YOUR OBJECTIVE: Only lines holding the word "pipootoledo" should be copied from the material.

● ● ●

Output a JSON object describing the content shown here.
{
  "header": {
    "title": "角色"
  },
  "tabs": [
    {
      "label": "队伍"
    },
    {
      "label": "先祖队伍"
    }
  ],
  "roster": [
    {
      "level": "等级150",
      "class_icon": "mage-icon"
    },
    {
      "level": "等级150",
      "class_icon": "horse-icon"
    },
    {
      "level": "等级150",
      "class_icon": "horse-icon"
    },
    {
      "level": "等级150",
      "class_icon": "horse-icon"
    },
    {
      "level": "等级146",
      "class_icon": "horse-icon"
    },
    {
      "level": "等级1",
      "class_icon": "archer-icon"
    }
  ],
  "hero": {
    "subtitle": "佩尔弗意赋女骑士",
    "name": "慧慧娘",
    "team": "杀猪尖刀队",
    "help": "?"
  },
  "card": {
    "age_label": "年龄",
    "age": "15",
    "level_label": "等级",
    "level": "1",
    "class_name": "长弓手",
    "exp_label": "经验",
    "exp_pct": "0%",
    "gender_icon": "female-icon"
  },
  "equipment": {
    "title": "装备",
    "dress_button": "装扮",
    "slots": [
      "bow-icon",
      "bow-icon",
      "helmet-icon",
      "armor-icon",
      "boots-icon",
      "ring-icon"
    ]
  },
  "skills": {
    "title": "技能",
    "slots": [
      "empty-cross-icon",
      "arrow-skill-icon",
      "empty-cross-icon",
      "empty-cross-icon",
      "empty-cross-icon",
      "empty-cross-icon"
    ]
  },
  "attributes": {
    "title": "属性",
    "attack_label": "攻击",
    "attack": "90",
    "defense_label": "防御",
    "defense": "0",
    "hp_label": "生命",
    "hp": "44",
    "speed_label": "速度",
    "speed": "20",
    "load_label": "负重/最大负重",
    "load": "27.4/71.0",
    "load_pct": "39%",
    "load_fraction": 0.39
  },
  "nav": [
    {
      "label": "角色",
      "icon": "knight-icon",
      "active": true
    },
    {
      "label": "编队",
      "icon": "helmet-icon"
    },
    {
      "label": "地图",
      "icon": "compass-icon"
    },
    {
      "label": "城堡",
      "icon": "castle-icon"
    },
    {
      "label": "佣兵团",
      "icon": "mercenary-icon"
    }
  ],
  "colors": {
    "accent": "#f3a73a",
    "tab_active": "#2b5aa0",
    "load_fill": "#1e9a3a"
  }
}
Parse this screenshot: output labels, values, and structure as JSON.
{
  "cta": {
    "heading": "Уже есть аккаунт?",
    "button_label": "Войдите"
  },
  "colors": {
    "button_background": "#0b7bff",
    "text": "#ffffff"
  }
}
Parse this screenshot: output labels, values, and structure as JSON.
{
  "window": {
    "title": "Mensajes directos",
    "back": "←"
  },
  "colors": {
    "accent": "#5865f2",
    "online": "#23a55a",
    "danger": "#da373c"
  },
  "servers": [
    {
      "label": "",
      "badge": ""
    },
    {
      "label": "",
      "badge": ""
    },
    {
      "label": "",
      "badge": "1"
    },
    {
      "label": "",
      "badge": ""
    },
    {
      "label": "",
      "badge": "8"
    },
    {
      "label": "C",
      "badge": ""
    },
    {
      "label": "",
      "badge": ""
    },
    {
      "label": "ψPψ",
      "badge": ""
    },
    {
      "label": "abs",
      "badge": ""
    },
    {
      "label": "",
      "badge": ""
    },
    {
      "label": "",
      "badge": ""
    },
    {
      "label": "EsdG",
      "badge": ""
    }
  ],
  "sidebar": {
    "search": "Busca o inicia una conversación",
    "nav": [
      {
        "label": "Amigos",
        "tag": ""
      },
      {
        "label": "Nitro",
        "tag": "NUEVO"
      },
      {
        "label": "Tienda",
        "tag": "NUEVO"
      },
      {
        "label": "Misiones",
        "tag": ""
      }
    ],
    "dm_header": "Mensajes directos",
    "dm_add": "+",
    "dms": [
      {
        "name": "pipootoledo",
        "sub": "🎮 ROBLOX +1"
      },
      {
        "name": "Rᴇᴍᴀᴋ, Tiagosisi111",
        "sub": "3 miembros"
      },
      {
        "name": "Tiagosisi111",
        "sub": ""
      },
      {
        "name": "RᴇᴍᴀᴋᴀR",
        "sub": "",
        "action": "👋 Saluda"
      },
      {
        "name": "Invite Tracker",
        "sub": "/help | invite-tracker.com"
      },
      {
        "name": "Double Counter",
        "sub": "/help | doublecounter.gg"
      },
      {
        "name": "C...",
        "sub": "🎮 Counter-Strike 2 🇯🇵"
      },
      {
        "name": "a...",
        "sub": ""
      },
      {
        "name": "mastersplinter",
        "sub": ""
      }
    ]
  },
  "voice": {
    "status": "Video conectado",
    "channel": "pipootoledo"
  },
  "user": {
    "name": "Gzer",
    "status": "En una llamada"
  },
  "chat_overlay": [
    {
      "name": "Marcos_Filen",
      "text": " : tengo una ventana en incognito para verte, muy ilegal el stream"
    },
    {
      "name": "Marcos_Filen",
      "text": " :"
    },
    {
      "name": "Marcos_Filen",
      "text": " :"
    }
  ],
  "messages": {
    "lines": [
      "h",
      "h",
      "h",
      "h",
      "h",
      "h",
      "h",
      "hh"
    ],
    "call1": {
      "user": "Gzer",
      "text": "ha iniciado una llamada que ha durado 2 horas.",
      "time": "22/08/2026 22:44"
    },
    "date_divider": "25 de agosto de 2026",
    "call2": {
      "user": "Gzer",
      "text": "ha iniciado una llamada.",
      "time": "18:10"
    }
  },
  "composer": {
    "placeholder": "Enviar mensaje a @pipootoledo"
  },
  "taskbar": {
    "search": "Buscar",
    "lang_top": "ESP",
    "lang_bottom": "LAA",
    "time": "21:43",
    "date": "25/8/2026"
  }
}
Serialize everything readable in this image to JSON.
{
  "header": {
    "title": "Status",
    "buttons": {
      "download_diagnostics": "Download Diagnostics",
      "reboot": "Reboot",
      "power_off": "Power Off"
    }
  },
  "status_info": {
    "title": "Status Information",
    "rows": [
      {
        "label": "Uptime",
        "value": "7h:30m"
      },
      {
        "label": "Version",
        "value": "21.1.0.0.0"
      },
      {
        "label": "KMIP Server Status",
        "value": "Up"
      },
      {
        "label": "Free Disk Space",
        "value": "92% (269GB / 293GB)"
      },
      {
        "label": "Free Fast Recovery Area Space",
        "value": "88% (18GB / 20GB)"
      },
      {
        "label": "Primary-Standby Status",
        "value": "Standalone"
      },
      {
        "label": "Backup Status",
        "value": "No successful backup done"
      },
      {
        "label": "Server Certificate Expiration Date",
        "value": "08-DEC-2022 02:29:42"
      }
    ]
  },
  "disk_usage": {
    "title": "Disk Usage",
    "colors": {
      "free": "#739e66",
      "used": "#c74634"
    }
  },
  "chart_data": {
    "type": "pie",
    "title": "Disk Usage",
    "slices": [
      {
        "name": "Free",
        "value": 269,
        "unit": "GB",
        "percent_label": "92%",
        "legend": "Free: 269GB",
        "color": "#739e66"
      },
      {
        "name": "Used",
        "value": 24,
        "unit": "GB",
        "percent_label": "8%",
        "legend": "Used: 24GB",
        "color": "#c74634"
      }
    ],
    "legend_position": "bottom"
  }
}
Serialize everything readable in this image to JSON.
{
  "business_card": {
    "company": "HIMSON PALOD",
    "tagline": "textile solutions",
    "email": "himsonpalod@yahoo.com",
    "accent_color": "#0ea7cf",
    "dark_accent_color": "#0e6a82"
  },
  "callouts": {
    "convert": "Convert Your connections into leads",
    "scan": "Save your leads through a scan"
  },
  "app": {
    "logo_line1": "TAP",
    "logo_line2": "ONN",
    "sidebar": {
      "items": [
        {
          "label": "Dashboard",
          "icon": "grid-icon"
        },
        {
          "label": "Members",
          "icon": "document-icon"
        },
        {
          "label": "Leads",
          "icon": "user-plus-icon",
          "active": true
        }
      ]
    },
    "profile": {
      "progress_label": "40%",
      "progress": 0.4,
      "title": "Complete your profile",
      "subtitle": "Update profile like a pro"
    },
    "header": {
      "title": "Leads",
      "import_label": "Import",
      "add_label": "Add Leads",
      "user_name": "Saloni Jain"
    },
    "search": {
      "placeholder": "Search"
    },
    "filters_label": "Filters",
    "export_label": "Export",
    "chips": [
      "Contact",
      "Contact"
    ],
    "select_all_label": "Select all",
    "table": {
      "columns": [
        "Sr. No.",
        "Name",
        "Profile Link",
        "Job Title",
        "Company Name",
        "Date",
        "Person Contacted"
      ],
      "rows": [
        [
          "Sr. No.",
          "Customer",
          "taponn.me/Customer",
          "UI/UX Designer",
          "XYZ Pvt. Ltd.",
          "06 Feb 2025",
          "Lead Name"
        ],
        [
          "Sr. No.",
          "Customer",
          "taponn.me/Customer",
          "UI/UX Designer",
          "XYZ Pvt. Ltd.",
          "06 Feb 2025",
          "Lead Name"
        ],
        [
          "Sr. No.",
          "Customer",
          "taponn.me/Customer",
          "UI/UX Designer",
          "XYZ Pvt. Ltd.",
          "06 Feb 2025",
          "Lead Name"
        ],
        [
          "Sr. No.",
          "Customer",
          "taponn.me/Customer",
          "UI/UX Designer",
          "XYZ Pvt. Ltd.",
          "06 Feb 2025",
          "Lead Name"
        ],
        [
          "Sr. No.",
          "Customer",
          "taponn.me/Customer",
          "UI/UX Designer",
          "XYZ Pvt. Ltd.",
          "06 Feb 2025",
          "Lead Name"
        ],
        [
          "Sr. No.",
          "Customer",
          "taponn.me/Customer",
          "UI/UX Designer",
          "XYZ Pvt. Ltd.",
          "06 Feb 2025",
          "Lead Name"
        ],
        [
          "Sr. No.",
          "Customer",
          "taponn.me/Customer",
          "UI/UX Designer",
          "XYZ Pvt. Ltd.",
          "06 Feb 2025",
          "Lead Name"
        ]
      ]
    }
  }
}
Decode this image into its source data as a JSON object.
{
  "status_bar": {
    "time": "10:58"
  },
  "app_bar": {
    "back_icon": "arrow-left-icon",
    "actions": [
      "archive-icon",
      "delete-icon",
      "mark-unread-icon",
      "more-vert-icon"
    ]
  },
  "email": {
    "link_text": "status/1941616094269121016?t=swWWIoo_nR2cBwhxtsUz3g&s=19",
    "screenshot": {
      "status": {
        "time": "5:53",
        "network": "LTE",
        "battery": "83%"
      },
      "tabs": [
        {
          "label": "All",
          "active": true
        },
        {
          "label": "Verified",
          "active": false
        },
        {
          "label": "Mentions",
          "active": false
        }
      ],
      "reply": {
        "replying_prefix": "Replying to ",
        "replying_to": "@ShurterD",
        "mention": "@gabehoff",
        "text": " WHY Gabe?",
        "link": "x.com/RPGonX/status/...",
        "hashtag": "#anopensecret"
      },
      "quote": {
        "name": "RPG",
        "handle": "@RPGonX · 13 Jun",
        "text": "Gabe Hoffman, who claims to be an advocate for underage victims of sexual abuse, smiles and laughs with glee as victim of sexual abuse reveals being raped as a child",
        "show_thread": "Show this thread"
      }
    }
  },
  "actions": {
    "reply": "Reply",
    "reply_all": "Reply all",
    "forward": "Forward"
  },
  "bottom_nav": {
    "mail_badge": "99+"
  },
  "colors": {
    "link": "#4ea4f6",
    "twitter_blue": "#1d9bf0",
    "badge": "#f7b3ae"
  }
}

● ● ●

ANSWER FOR THIS EXERCISE:
        "name": "pipootoledo",
    "channel": "pipootoledo"
    "placeholder": "Enviar mensaje a @pipootoledo"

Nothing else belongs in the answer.